JOB: Lay out the items from the line with "Annotate this image: element" to the line with "Bar xyxy=(605,42,636,219)" as a Markdown table with the columns Row and Line. Give each line a number and leave out blank lines.

GIVEN RECORDS:

_ _ _ _

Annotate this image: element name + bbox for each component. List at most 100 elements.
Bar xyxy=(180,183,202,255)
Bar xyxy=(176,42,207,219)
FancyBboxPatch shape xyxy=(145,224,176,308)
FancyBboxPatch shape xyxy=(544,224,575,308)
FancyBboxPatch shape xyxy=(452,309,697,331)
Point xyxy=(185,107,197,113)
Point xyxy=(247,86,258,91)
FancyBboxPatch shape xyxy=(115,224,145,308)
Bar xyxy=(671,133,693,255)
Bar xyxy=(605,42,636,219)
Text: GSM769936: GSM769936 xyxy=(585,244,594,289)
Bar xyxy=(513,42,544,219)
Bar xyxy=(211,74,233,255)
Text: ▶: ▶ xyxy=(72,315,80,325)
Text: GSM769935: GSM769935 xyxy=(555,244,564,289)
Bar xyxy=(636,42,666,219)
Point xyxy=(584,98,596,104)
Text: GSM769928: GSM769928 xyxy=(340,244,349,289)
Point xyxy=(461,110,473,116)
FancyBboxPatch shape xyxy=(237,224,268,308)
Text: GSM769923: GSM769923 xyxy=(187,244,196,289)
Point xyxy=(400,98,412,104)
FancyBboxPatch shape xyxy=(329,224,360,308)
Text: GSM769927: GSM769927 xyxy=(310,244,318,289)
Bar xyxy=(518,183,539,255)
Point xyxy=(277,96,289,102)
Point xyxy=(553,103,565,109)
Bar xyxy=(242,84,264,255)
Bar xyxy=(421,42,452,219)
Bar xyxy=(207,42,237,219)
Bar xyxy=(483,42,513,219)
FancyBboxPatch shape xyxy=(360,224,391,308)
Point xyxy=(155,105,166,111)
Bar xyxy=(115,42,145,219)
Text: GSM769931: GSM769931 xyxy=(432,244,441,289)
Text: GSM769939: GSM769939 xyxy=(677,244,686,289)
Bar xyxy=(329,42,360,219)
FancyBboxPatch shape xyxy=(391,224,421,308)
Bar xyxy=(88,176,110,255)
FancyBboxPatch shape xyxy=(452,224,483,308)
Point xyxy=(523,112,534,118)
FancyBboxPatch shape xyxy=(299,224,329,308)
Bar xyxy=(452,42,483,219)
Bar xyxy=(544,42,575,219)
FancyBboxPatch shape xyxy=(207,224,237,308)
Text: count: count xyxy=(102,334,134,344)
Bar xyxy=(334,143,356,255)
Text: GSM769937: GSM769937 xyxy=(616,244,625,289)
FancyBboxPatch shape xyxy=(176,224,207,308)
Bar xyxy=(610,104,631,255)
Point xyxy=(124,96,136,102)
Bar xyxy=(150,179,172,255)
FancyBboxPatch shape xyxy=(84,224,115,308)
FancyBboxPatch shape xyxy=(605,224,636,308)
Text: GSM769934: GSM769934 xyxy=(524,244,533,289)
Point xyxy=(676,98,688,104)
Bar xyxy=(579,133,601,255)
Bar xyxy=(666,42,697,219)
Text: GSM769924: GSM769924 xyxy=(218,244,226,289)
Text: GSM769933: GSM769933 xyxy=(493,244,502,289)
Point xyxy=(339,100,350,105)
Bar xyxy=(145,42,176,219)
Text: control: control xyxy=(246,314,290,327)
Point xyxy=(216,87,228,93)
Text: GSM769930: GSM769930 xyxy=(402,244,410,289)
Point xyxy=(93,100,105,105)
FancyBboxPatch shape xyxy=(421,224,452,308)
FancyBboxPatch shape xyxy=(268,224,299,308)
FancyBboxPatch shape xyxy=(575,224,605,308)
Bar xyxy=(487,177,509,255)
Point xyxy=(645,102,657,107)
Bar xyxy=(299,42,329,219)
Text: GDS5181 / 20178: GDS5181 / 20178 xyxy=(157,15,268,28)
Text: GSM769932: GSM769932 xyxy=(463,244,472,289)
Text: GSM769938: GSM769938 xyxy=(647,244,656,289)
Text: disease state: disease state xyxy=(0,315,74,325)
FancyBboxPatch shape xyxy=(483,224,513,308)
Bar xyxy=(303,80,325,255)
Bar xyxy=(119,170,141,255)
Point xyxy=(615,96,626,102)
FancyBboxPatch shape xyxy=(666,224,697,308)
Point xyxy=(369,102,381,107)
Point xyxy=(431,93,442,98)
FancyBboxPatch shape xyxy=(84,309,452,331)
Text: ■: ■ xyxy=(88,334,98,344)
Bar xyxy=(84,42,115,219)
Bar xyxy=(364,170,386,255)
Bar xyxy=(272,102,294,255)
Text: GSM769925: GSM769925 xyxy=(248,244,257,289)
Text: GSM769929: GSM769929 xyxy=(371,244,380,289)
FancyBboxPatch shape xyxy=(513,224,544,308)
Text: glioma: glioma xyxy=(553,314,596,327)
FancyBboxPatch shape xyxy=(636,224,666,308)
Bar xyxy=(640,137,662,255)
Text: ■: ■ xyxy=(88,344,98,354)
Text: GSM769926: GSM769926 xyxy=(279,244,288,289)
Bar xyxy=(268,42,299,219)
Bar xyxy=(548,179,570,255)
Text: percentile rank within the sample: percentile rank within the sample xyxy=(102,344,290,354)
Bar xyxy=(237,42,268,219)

_ _ _ _

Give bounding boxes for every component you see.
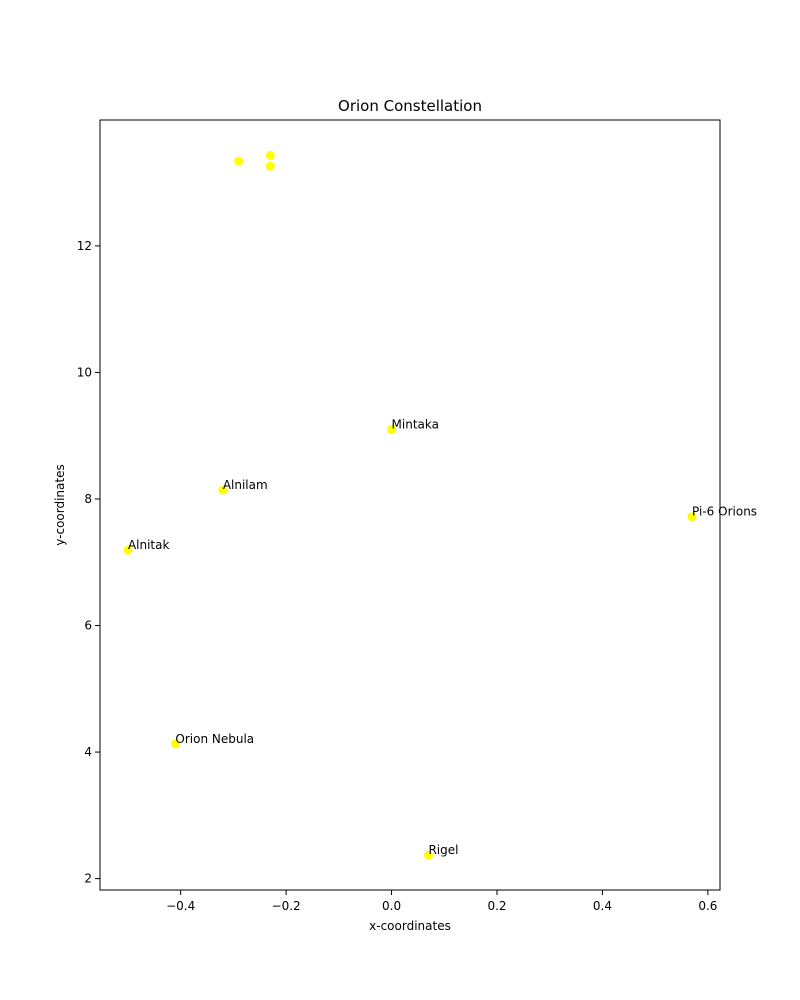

_ _ _ _

FULL ANSWER:
| Row | Line |
|---|---|
| 1 | Annotate this image: element name + bbox for each component. List at most 100 elements. |
| 2 | Bar xyxy=(180,183,202,255) |
| 3 | Bar xyxy=(176,42,207,219) |
| 4 | FancyBboxPatch shape xyxy=(145,224,176,308) |
| 5 | FancyBboxPatch shape xyxy=(544,224,575,308) |
| 6 | FancyBboxPatch shape xyxy=(452,309,697,331) |
| 7 | Point xyxy=(185,107,197,113) |
| 8 | Point xyxy=(247,86,258,91) |
| 9 | FancyBboxPatch shape xyxy=(115,224,145,308) |
| 10 | Bar xyxy=(671,133,693,255) |
| 11 | Bar xyxy=(605,42,636,219) |